DOCUMENT EXTRACT:

________________

12. A reading of Section 107 and 108 of the Evidence Act would through much light on this point, and the said provision can be usefully extracted hereunder:-
"107. Burden of proving death of person known to have been alive within thirty years:- When the question is whether a man is alive or dead, and it is shown that he was alive within thirty years, the burden of proving that he is dead is on the person who affirms it.
108. Burden of proving that a person is alive who has not been heard of for seven years. (Provided that when) the question is whether a man is alive or dead, and it is proved that he has not been heard of for seven years by those who would naturally have heard of him if he had been alive, the burden of proving that he is alive is (shifted to) the person who affirms it."

________________

GIVEN ENTRIES:
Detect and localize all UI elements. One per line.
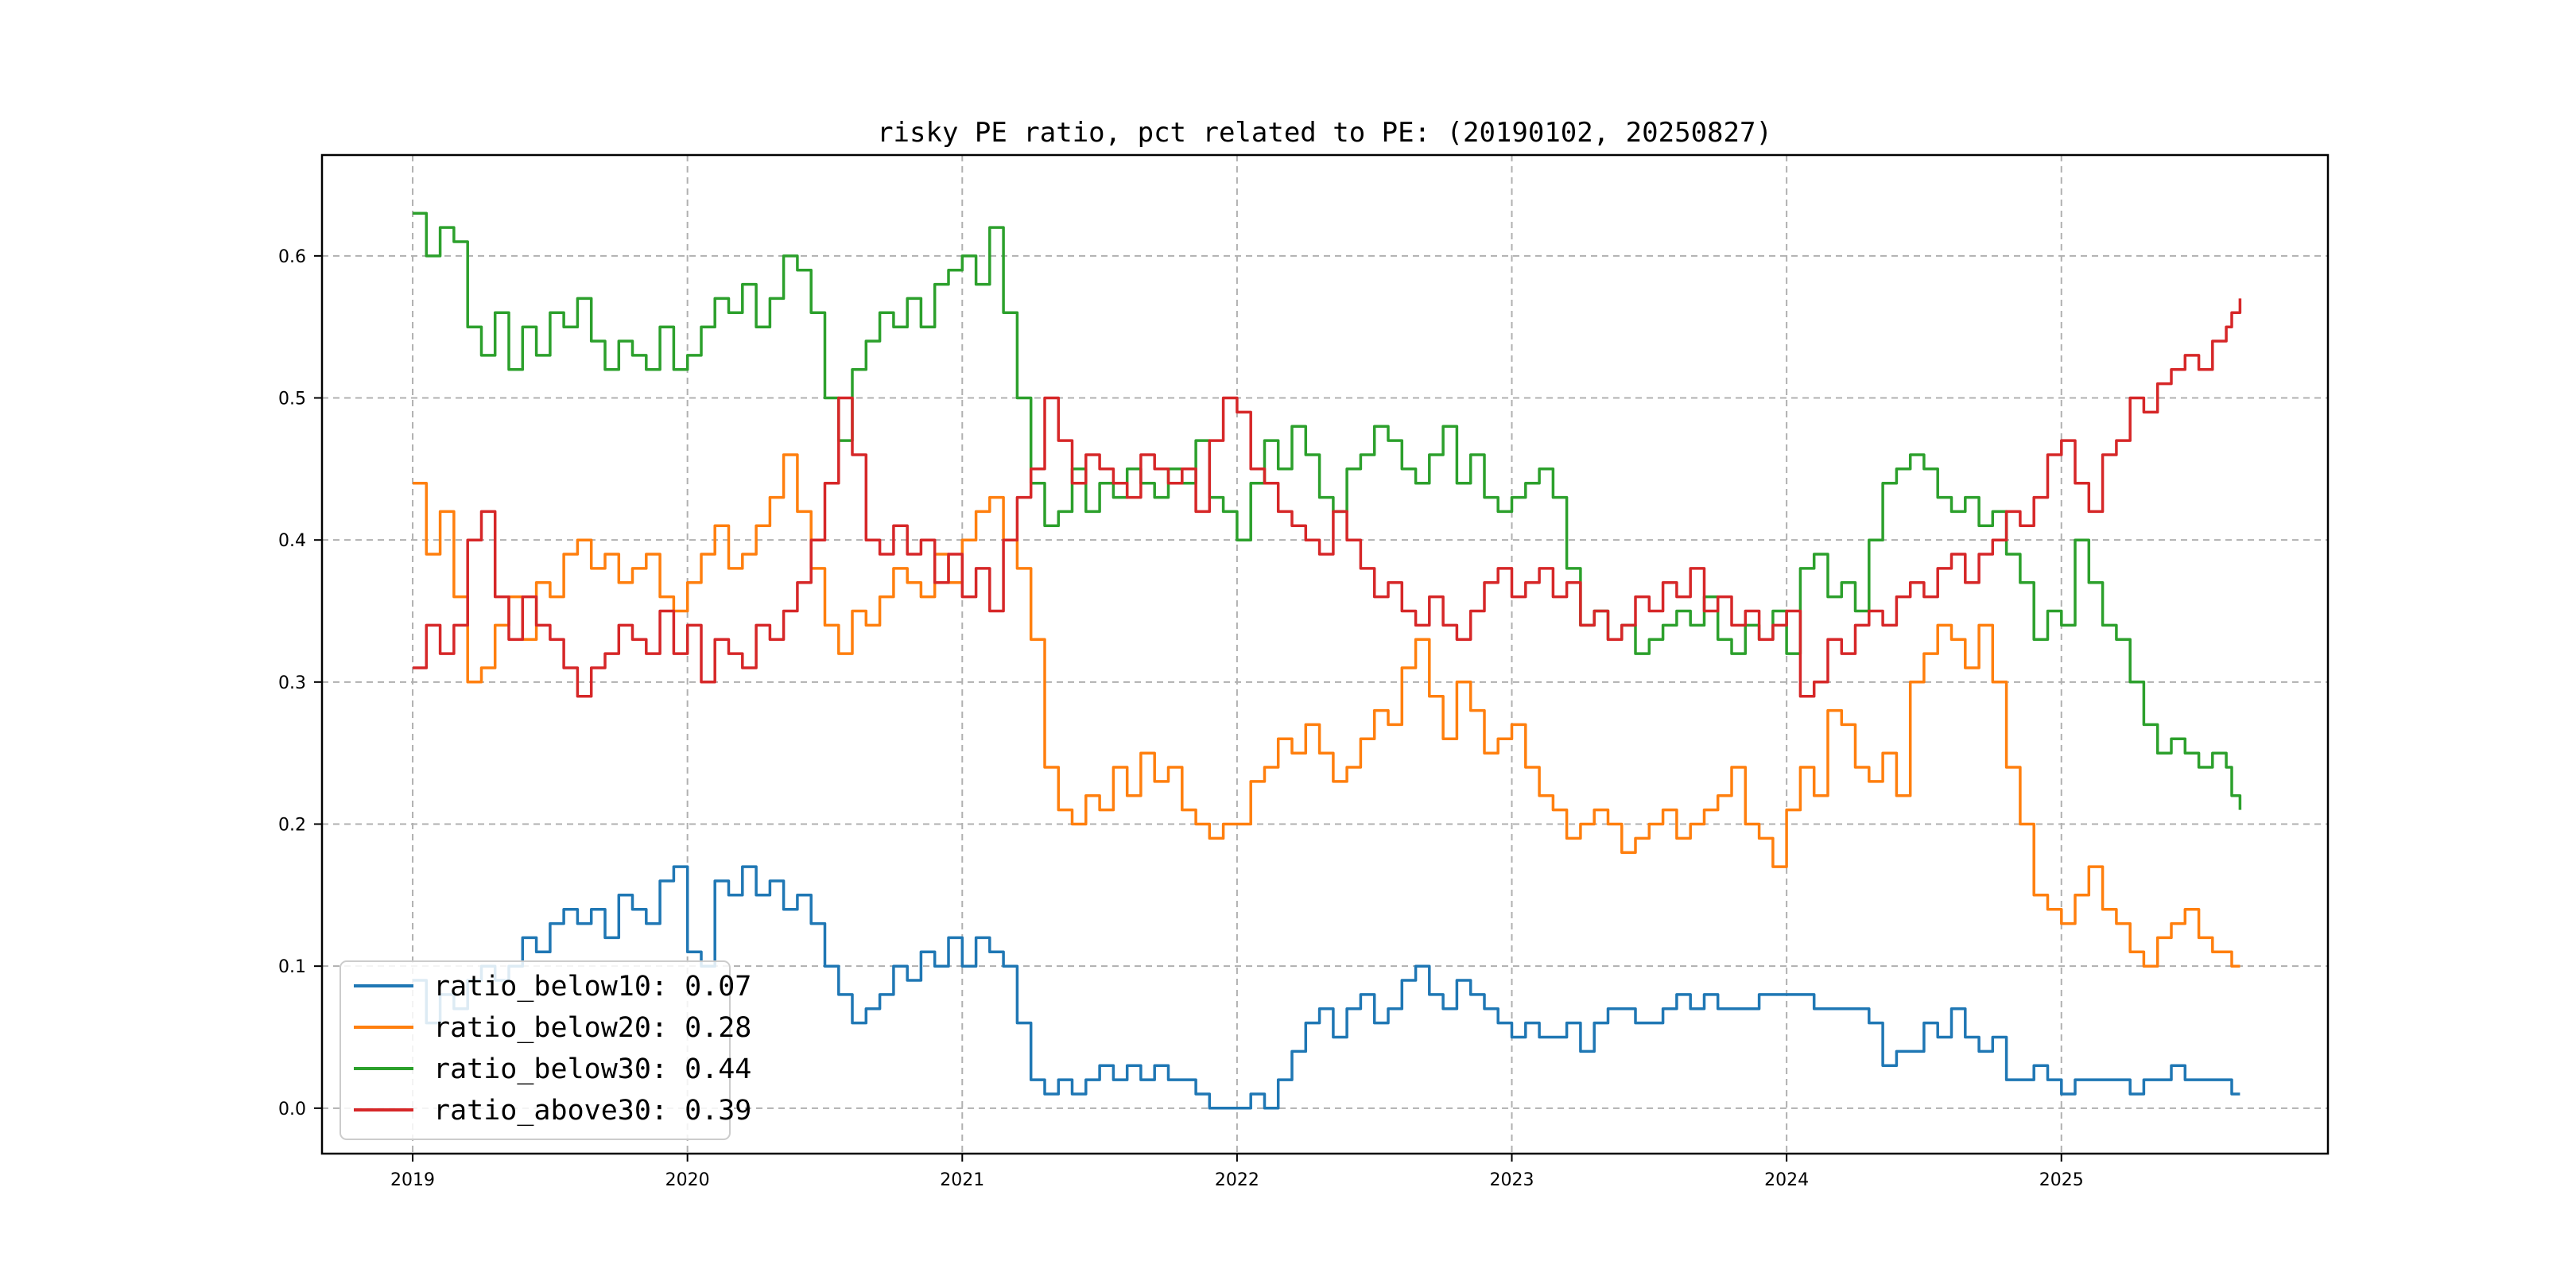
x-tick-label: 2021 bbox=[940, 1170, 984, 1190]
legend-label-ratio_above30: ratio_above30: 0.39 bbox=[433, 1095, 751, 1127]
x-tick-label: 2019 bbox=[390, 1170, 435, 1190]
y-tick-label: 0.6 bbox=[278, 247, 306, 267]
series-line-ratio_above30 bbox=[413, 298, 2242, 698]
legend-label-ratio_below30: ratio_below30: 0.44 bbox=[433, 1053, 751, 1085]
ticks-layer: 2019 2020 2021 2022 2023 2024 2025 0.0 0.1 0.2 0.3… bbox=[278, 247, 2084, 1190]
y-tick-label: 0.2 bbox=[278, 816, 306, 836]
y-tick-label: 0.3 bbox=[278, 673, 306, 693]
y-tick-label: 0.5 bbox=[278, 390, 306, 409]
legend: ratio_below10: 0.07 ratio_below20: 0.28 ra… bbox=[339, 960, 751, 1140]
x-tick-label: 2025 bbox=[2039, 1170, 2084, 1190]
legend-box bbox=[339, 960, 731, 1140]
legend-label-ratio_below20: ratio_below20: 0.28 bbox=[433, 1012, 751, 1044]
x-tick-label: 2022 bbox=[1215, 1170, 1259, 1190]
x-tick-label: 2023 bbox=[1490, 1170, 1534, 1190]
series-layer bbox=[413, 211, 2242, 1110]
legend-label-ratio_below10: ratio_below10: 0.07 bbox=[433, 971, 751, 1003]
series-line-ratio_below20 bbox=[413, 453, 2240, 968]
plot-area-frame bbox=[320, 153, 2330, 1155]
y-tick-label: 0.4 bbox=[278, 531, 306, 551]
chart-title: risky PE ratio, pct related to PE: (2019… bbox=[877, 117, 1772, 149]
x-tick-label: 2024 bbox=[1764, 1170, 1809, 1190]
y-tick-label: 0.1 bbox=[278, 957, 306, 977]
y-tick-label: 0.0 bbox=[278, 1100, 306, 1119]
x-tick-label: 2020 bbox=[665, 1170, 710, 1190]
series-line-ratio_below10 bbox=[413, 865, 2240, 1110]
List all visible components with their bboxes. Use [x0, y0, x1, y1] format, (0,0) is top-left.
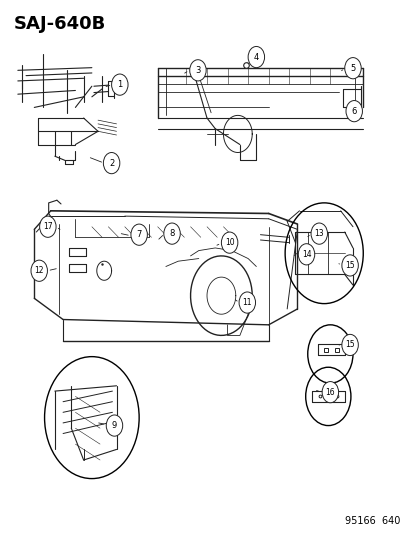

________________

TO BE DONE:
[A] Using the Evidence Act excerpt, decide whether each statement agrees with it: (i) under Section 107, when a man is shown to have been alive within thirty years, the person who affirms that he is dead bears the burden of proving it; (ii) Section 108 applies to a man who has not been heard of for ten years; (iii) under Section 108, the man must not have been heard of by those who would naturally have heard of him if he had been alive. Answer yes or no for each, quoting the deciding words.
[B] In the records, rename "x-tick-label" to "x-axis-label" throughout everything from the line containing "x-tick-label: 2021 bbox=[940, 1170, 984, 1190]" down to the line containing "legend-label-ratio_below30: ratio_below30: 0.44", changing nothing else, and return only those lines.

WRITTEN RESPONSES:
[A]
(i) Yes: "the burden of proving that he is dead is on the person who affirms it."
(ii) No: "it is proved that he has not been heard of for seven years"
(iii) Yes: "by those who would naturally have heard of him if he had been alive"

[B]
x-axis-label: 2021 bbox=[940, 1170, 984, 1190]
legend-label-ratio_above30: ratio_above30: 0.39 bbox=[433, 1095, 751, 1127]
x-axis-label: 2019 bbox=[390, 1170, 435, 1190]
y-tick-label: 0.6 bbox=[278, 247, 306, 267]
series-line-ratio_above30 bbox=[413, 298, 2242, 698]
legend-label-ratio_below30: ratio_below30: 0.44 bbox=[433, 1053, 751, 1085]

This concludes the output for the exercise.